Recorded data:
--- Begin ---
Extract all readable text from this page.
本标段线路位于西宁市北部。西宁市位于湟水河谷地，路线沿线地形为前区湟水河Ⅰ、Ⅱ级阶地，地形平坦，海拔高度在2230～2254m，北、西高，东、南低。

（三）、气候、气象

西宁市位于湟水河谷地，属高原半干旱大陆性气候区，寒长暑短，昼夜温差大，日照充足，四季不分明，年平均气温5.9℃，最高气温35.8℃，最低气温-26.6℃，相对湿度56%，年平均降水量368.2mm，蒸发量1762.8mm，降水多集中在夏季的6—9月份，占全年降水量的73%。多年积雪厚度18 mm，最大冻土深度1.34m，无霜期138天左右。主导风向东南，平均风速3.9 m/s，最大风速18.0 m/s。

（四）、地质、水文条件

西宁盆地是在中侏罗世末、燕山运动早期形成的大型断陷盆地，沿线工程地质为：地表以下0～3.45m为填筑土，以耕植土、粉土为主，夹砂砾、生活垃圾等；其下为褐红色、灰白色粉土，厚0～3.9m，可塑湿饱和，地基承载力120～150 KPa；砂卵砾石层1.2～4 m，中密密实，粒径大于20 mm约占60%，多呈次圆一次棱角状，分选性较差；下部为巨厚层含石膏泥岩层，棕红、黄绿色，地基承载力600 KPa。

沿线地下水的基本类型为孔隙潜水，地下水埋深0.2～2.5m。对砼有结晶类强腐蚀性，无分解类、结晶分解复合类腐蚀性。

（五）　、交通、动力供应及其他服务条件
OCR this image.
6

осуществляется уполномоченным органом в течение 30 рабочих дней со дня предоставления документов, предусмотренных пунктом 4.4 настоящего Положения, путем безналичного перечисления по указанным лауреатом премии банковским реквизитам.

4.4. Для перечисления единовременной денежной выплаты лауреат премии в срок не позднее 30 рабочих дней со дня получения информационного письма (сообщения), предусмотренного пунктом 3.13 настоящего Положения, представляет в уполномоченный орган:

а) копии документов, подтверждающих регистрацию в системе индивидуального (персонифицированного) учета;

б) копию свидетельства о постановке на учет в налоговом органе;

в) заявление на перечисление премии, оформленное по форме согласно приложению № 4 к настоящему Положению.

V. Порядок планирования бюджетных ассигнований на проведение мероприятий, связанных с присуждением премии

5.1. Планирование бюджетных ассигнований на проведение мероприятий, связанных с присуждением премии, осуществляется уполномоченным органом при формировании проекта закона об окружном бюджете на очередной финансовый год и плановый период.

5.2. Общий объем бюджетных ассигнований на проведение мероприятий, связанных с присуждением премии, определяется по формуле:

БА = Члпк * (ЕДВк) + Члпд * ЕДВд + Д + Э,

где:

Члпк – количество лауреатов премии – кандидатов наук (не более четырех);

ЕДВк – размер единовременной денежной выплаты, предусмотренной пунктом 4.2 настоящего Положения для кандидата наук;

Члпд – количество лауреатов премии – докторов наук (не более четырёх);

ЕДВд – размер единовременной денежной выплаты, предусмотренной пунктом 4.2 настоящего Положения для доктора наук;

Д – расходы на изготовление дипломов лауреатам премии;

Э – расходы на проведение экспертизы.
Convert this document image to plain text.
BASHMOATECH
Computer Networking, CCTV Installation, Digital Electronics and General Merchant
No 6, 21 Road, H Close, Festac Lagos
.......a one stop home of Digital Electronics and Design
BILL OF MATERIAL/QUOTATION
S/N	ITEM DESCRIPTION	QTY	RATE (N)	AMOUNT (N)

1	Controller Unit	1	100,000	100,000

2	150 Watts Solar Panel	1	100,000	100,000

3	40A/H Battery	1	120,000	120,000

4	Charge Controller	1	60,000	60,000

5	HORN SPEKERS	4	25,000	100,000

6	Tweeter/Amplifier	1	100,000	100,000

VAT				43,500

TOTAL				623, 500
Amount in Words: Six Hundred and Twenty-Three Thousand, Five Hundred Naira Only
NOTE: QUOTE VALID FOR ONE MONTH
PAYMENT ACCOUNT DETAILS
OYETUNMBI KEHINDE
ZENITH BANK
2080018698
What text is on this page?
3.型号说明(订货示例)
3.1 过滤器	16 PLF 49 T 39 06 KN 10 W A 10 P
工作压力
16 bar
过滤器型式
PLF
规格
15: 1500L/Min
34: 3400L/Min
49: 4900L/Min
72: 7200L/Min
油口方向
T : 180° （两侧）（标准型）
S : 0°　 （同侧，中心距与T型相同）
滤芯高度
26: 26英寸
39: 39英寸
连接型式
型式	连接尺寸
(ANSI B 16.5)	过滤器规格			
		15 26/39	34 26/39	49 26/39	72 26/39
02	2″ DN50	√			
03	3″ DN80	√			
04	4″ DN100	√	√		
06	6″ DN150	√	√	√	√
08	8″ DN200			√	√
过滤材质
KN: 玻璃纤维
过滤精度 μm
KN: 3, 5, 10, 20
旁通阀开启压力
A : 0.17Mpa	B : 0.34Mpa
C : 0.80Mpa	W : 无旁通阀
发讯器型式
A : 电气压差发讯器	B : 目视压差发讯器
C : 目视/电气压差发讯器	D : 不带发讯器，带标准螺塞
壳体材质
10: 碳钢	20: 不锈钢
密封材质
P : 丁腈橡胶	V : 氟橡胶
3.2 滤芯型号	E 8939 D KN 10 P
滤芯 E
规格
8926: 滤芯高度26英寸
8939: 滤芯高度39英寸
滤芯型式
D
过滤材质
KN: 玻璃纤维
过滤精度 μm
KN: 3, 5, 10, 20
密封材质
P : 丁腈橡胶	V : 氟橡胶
--- End ---
Written task: Pull out every line in the data above that has the word "ассигнований".

Answer below:
V. Порядок планирования бюджетных ассигнований на проведение мероприятий, связанных с присуждением премии
5.1. Планирование бюджетных ассигнований на проведение мероприятий, связанных с присуждением премии, осуществляется уполномоченным органом при формировании проекта закона об окружном бюджете на очередной финансовый год и плановый период.
5.2. Общий объем бюджетных ассигнований на проведение мероприятий, связанных с присуждением премии, определяется по формуле:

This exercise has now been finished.